Stated goal: Can you rewrite the material below with every "start-time-cell" swapped for "start-time-entry", keeping everything else unchanged and leaving out the picture?

Records supplied:
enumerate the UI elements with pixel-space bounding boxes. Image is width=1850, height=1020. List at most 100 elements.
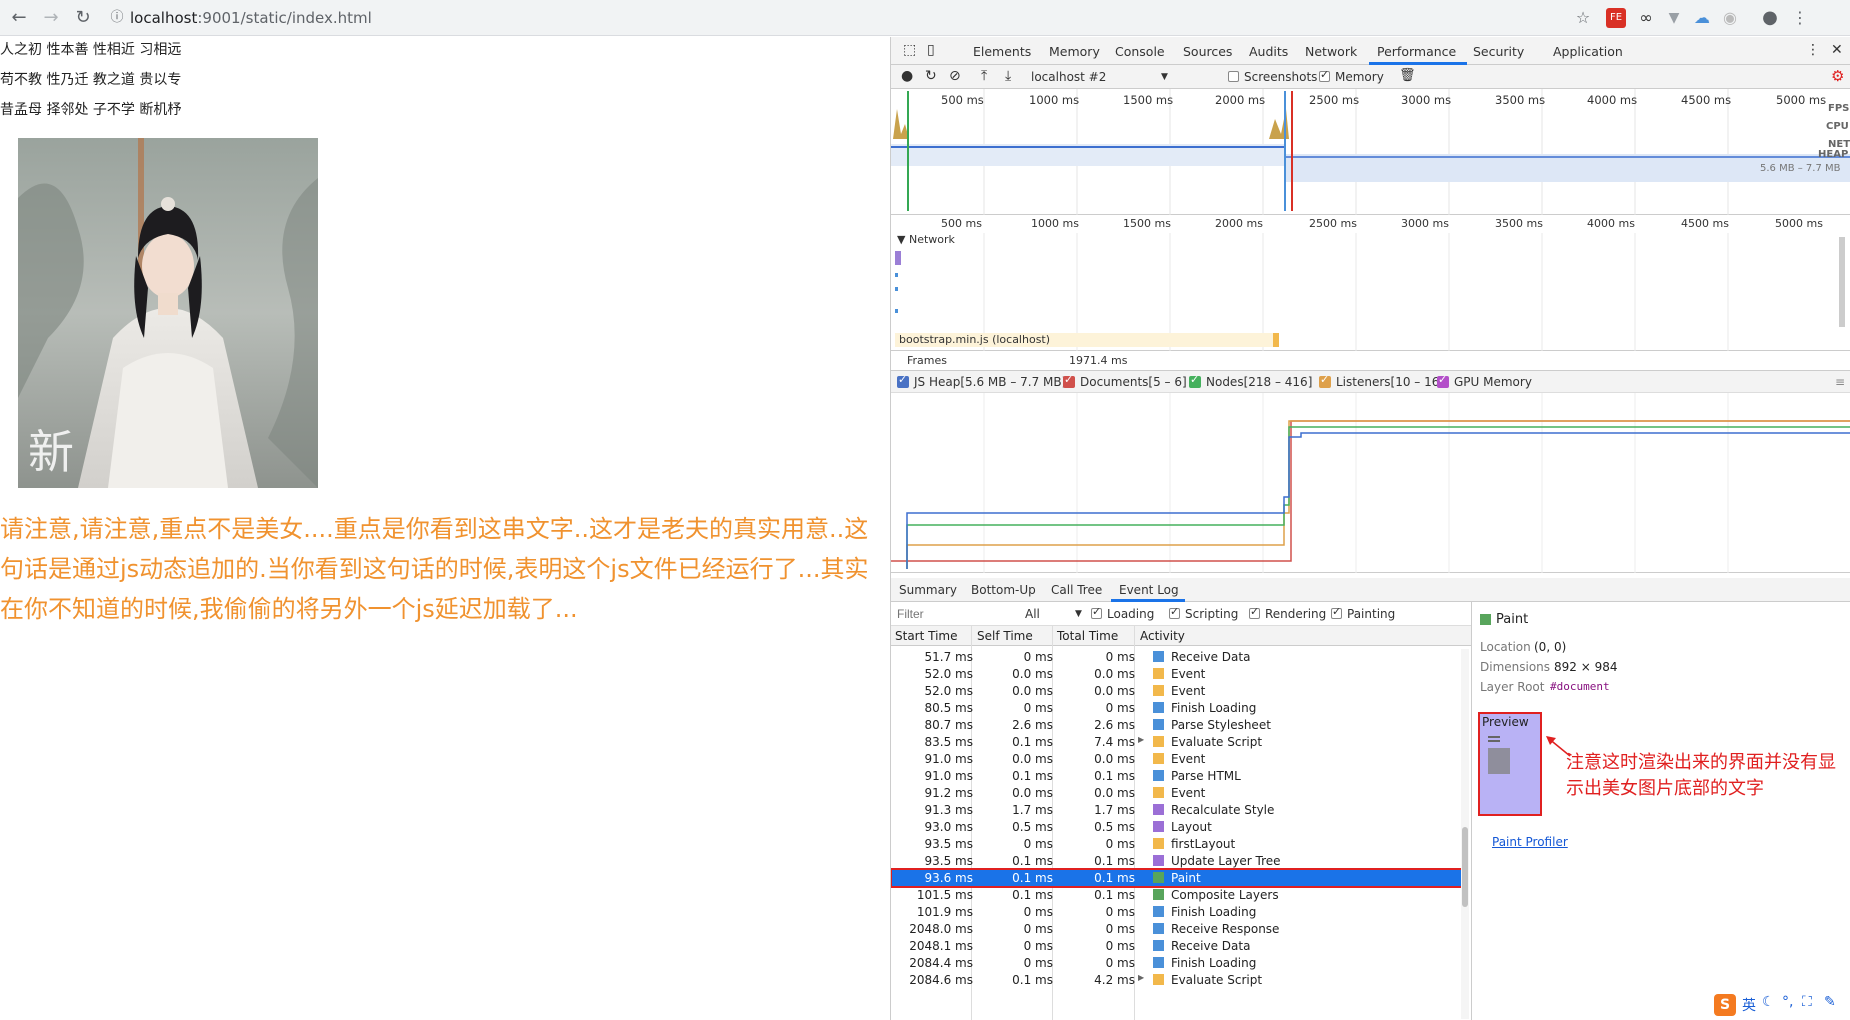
forward-icon[interactable]: → (40, 8, 62, 28)
event-log-scrollbar[interactable] (1461, 649, 1469, 1019)
network-track-header[interactable]: ▼ Network (897, 233, 955, 246)
ime-punctuation-icon[interactable]: °, (1782, 994, 1793, 1010)
col-self-time[interactable]: Self Time (977, 629, 1033, 643)
tab-security[interactable]: Security (1473, 44, 1524, 59)
vue-icon[interactable]: ▼ (1664, 8, 1684, 28)
memory-counters-chart[interactable] (891, 393, 1850, 573)
paint-preview[interactable]: Preview (1478, 712, 1542, 816)
link-icon[interactable]: ∞ (1636, 8, 1656, 28)
self-time-cell: 0.1 ms (1012, 973, 1053, 987)
dimensions-value: 892 × 984 (1554, 660, 1618, 674)
legend-js-heap[interactable]: JS Heap[5.6 MB – 7.7 MB] (897, 373, 1066, 389)
total-time-cell: 0.1 ms (1094, 854, 1135, 868)
close-icon[interactable]: ✕ (1831, 42, 1843, 58)
start-time-cell: 83.5 ms (924, 735, 973, 749)
tab-sources[interactable]: Sources (1183, 44, 1232, 59)
tab-call-tree[interactable]: Call Tree (1051, 583, 1102, 597)
tab-event-log[interactable]: Event Log (1119, 583, 1179, 597)
account-icon[interactable]: ● (1760, 8, 1780, 28)
category-color-swatch (1153, 770, 1164, 781)
circle-icon[interactable]: ◉ (1720, 8, 1740, 28)
filter-scripting-label: Scripting (1185, 607, 1239, 621)
profile-select[interactable]: localhost #2 ▼ (1031, 70, 1171, 84)
devtools-menu-icon[interactable]: ⋮ (1806, 42, 1820, 58)
network-track[interactable]: 500 ms 1000 ms 1500 ms 2000 ms 2500 ms 3… (891, 215, 1850, 351)
record-icon[interactable]: ● (901, 68, 913, 84)
memory-checkbox[interactable]: Memory (1319, 68, 1384, 84)
col-start-time[interactable]: Start Time (895, 629, 958, 643)
expand-triangle-icon: ▼ (897, 233, 909, 246)
tab-performance[interactable]: Performance (1377, 44, 1456, 59)
bookmark-star-icon[interactable]: ☆ (1572, 8, 1594, 28)
expand-row-icon[interactable]: ▶ (1138, 973, 1144, 982)
ime-tray[interactable]: S 英 ☾ °, ⛶ ✎ (1700, 990, 1850, 1020)
activity-cell: Receive Data (1171, 939, 1251, 953)
activity-cell: Event (1171, 752, 1206, 766)
reload-icon[interactable]: ↻ (72, 8, 94, 28)
back-icon[interactable]: ← (8, 8, 30, 28)
tab-summary[interactable]: Summary (899, 583, 957, 597)
fe-icon[interactable]: FE (1606, 8, 1626, 28)
col-total-time[interactable]: Total Time (1057, 629, 1118, 643)
event-row[interactable]: 2084.6 ms 0.1 ms 4.2 ms ▶ Evaluate Script (891, 970, 1466, 990)
ime-moon-icon[interactable]: ☾ (1762, 994, 1775, 1010)
start-time-cell: 93.0 ms (924, 820, 973, 834)
tab-application[interactable]: Application (1553, 44, 1623, 59)
category-color-swatch (1153, 787, 1164, 798)
category-color-swatch (1153, 651, 1164, 662)
address-bar[interactable]: localhost:9001/static/index.html (130, 5, 1570, 31)
screenshots-checkbox[interactable]: Screenshots (1228, 70, 1317, 84)
load-profile-icon[interactable]: ⤒ (981, 68, 987, 84)
tab-elements[interactable]: Elements (973, 44, 1031, 59)
filter-scripting-checkbox[interactable]: Scripting (1169, 605, 1239, 621)
tab-memory[interactable]: Memory (1049, 44, 1100, 59)
tab-bottom-up[interactable]: Bottom-Up (971, 583, 1036, 597)
category-color-swatch (1153, 821, 1164, 832)
ime-tools-icon[interactable]: ✎ (1824, 994, 1836, 1010)
legend-listeners[interactable]: Listeners[10 – 16] (1319, 373, 1444, 389)
trash-icon[interactable]: 🗑 (1399, 68, 1416, 83)
legend-documents[interactable]: Documents[5 – 6] (1063, 373, 1187, 389)
col-activity[interactable]: Activity (1140, 629, 1185, 643)
legend-gpu-memory[interactable]: GPU Memory (1437, 373, 1532, 389)
network-request-bar[interactable]: bootstrap.min.js (localhost) (899, 333, 1050, 346)
tab-network[interactable]: Network (1305, 44, 1357, 59)
save-profile-icon[interactable]: ⤓ (1005, 68, 1011, 84)
start-time-cell: 52.0 ms (924, 667, 973, 681)
ime-language[interactable]: 英 (1742, 995, 1756, 1015)
filter-painting-checkbox[interactable]: Painting (1331, 605, 1395, 621)
scrollbar-thumb[interactable] (1462, 827, 1468, 907)
tab-audits[interactable]: Audits (1249, 44, 1288, 59)
device-toolbar-icon[interactable]: ▯ (927, 42, 935, 58)
clear-icon[interactable]: ⊘ (949, 68, 961, 84)
reload-profile-icon[interactable]: ↻ (925, 68, 937, 84)
frames-track[interactable]: Frames 1971.4 ms (891, 351, 1850, 371)
self-time-cell: 0.1 ms (1012, 888, 1053, 902)
expand-row-icon[interactable]: ▶ (1138, 735, 1144, 744)
duration-select[interactable]: All ▼ (1025, 607, 1082, 621)
info-icon[interactable]: ⓘ (106, 8, 128, 28)
category-color-swatch (1153, 702, 1164, 713)
filter-loading-label: Loading (1107, 607, 1155, 621)
ime-shirt-icon[interactable]: ⛶ (1802, 994, 1812, 1010)
filter-rendering-checkbox[interactable]: Rendering (1249, 605, 1326, 621)
activity-cell: Evaluate Script (1171, 735, 1263, 749)
paint-profiler-link[interactable]: Paint Profiler (1492, 835, 1568, 849)
legend-menu-icon[interactable]: ≡ (1835, 375, 1845, 389)
tab-console[interactable]: Console (1115, 44, 1165, 59)
start-time-cell: 2084.6 ms (909, 973, 973, 987)
dimensions-label: Dimensions (1480, 660, 1551, 674)
layer-root-value[interactable]: #document (1550, 680, 1610, 693)
event-log-header: Start Time Self Time Total Time Activity (891, 626, 1471, 646)
settings-gear-icon[interactable]: ⚙ (1831, 67, 1844, 85)
sogou-ime-icon[interactable]: S (1714, 994, 1736, 1016)
filter-input[interactable] (897, 605, 1015, 623)
cloud-icon[interactable]: ☁ (1692, 8, 1712, 28)
menu-icon[interactable]: ⋮ (1790, 8, 1810, 28)
filter-loading-checkbox[interactable]: Loading (1091, 605, 1155, 621)
timeline-overview[interactable]: 500 ms 1000 ms 1500 ms 2000 ms 2500 ms 3… (891, 89, 1850, 215)
lane-cpu: CPU (1826, 121, 1849, 132)
inspect-icon[interactable]: ⬚ (903, 42, 916, 58)
start-time-cell: 51.7 ms (924, 650, 973, 664)
legend-nodes[interactable]: Nodes[218 – 416] (1189, 373, 1312, 389)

Answer to the exercise:
enumerate the UI elements with pixel-space bounding boxes. Image is width=1850, height=1020. List at most 100 elements.
forward-icon[interactable]: → (40, 8, 62, 28)
event-log-scrollbar[interactable] (1461, 649, 1469, 1019)
network-track-header[interactable]: ▼ Network (897, 233, 955, 246)
ime-punctuation-icon[interactable]: °, (1782, 994, 1793, 1010)
col-self-time[interactable]: Self Time (977, 629, 1033, 643)
tab-security[interactable]: Security (1473, 44, 1524, 59)
vue-icon[interactable]: ▼ (1664, 8, 1684, 28)
memory-counters-chart[interactable] (891, 393, 1850, 573)
paint-preview[interactable]: Preview (1478, 712, 1542, 816)
link-icon[interactable]: ∞ (1636, 8, 1656, 28)
self-time-cell: 0.1 ms (1012, 973, 1053, 987)
dimensions-value: 892 × 984 (1554, 660, 1618, 674)
legend-js-heap[interactable]: JS Heap[5.6 MB – 7.7 MB] (897, 373, 1066, 389)
total-time-cell: 0.1 ms (1094, 854, 1135, 868)
close-icon[interactable]: ✕ (1831, 42, 1843, 58)
start-time-entry: 83.5 ms (924, 735, 973, 749)
tab-sources[interactable]: Sources (1183, 44, 1232, 59)
tab-call-tree[interactable]: Call Tree (1051, 583, 1102, 597)
tab-event-log[interactable]: Event Log (1119, 583, 1179, 597)
account-icon[interactable]: ● (1760, 8, 1780, 28)
category-color-swatch (1153, 770, 1164, 781)
circle-icon[interactable]: ◉ (1720, 8, 1740, 28)
filter-scripting-label: Scripting (1185, 607, 1239, 621)
profile-select[interactable]: localhost #2 ▼ (1031, 70, 1171, 84)
devtools-menu-icon[interactable]: ⋮ (1806, 42, 1820, 58)
network-track[interactable]: 500 ms 1000 ms 1500 ms 2000 ms 2500 ms 3… (891, 215, 1850, 351)
record-icon[interactable]: ● (901, 68, 913, 84)
memory-checkbox[interactable]: Memory (1319, 68, 1384, 84)
col-start-time[interactable]: Start Time (895, 629, 958, 643)
expand-triangle-icon: ▼ (897, 233, 909, 246)
tab-performance[interactable]: Performance (1377, 44, 1456, 59)
bookmark-star-icon[interactable]: ☆ (1572, 8, 1594, 28)
expand-row-icon[interactable]: ▶ (1138, 973, 1144, 982)
ime-tray[interactable]: S 英 ☾ °, ⛶ ✎ (1700, 990, 1850, 1020)
activity-cell: Receive Data (1171, 939, 1251, 953)
activity-cell: Event (1171, 752, 1206, 766)
reload-icon[interactable]: ↻ (72, 8, 94, 28)
back-icon[interactable]: ← (8, 8, 30, 28)
tab-summary[interactable]: Summary (899, 583, 957, 597)
fe-icon[interactable]: FE (1606, 8, 1626, 28)
col-total-time[interactable]: Total Time (1057, 629, 1118, 643)
event-row[interactable]: 2084.6 ms 0.1 ms 4.2 ms ▶ Evaluate Script (891, 970, 1466, 990)
ime-moon-icon[interactable]: ☾ (1762, 994, 1775, 1010)
start-time-entry: 93.0 ms (924, 820, 973, 834)
tab-application[interactable]: Application (1553, 44, 1623, 59)
category-color-swatch (1153, 787, 1164, 798)
category-color-swatch (1153, 651, 1164, 662)
address-bar[interactable]: localhost:9001/static/index.html (130, 5, 1570, 31)
screenshots-checkbox[interactable]: Screenshots (1228, 70, 1317, 84)
load-profile-icon[interactable]: ⤒ (981, 68, 987, 84)
tab-elements[interactable]: Elements (973, 44, 1031, 59)
filter-scripting-checkbox[interactable]: Scripting (1169, 605, 1239, 621)
tab-memory[interactable]: Memory (1049, 44, 1100, 59)
tab-bottom-up[interactable]: Bottom-Up (971, 583, 1036, 597)
category-color-swatch (1153, 821, 1164, 832)
ime-tools-icon[interactable]: ✎ (1824, 994, 1836, 1010)
legend-listeners[interactable]: Listeners[10 – 16] (1319, 373, 1444, 389)
trash-icon[interactable]: 🗑 (1399, 68, 1416, 83)
legend-documents[interactable]: Documents[5 – 6] (1063, 373, 1187, 389)
col-activity[interactable]: Activity (1140, 629, 1185, 643)
legend-gpu-memory[interactable]: GPU Memory (1437, 373, 1532, 389)
network-request-bar[interactable]: bootstrap.min.js (localhost) (899, 333, 1050, 346)
tab-network[interactable]: Network (1305, 44, 1357, 59)
save-profile-icon[interactable]: ⤓ (1005, 68, 1011, 84)
start-time-entry: 52.0 ms (924, 667, 973, 681)
ime-language[interactable]: 英 (1742, 995, 1756, 1015)
filter-painting-checkbox[interactable]: Painting (1331, 605, 1395, 621)
scrollbar-thumb[interactable] (1462, 827, 1468, 907)
tab-audits[interactable]: Audits (1249, 44, 1288, 59)
device-toolbar-icon[interactable]: ▯ (927, 42, 935, 58)
clear-icon[interactable]: ⊘ (949, 68, 961, 84)
reload-profile-icon[interactable]: ↻ (925, 68, 937, 84)
frames-track[interactable]: Frames 1971.4 ms (891, 351, 1850, 371)
self-time-cell: 0.1 ms (1012, 888, 1053, 902)
expand-row-icon[interactable]: ▶ (1138, 735, 1144, 744)
duration-select[interactable]: All ▼ (1025, 607, 1082, 621)
info-icon[interactable]: ⓘ (106, 8, 128, 28)
category-color-swatch (1153, 702, 1164, 713)
filter-loading-label: Loading (1107, 607, 1155, 621)
ime-shirt-icon[interactable]: ⛶ (1802, 994, 1812, 1010)
filter-rendering-checkbox[interactable]: Rendering (1249, 605, 1326, 621)
activity-cell: Evaluate Script (1171, 735, 1263, 749)
paint-profiler-link[interactable]: Paint Profiler (1492, 835, 1568, 849)
legend-menu-icon[interactable]: ≡ (1835, 375, 1845, 389)
tab-console[interactable]: Console (1115, 44, 1165, 59)
start-time-entry: 2084.6 ms (909, 973, 973, 987)
dimensions-label: Dimensions (1480, 660, 1551, 674)
layer-root-value[interactable]: #document (1550, 680, 1610, 693)
event-log-header: Start Time Self Time Total Time Activity (891, 626, 1471, 646)
settings-gear-icon[interactable]: ⚙ (1831, 67, 1844, 85)
sogou-ime-icon[interactable]: S (1714, 994, 1736, 1016)
filter-input[interactable] (897, 605, 1015, 623)
cloud-icon[interactable]: ☁ (1692, 8, 1712, 28)
menu-icon[interactable]: ⋮ (1790, 8, 1810, 28)
filter-loading-checkbox[interactable]: Loading (1091, 605, 1155, 621)
timeline-overview[interactable]: 500 ms 1000 ms 1500 ms 2000 ms 2500 ms 3… (891, 89, 1850, 215)
lane-cpu: CPU (1826, 121, 1849, 132)
inspect-icon[interactable]: ⬚ (903, 42, 916, 58)
start-time-entry: 51.7 ms (924, 650, 973, 664)
legend-nodes[interactable]: Nodes[218 – 416] (1189, 373, 1312, 389)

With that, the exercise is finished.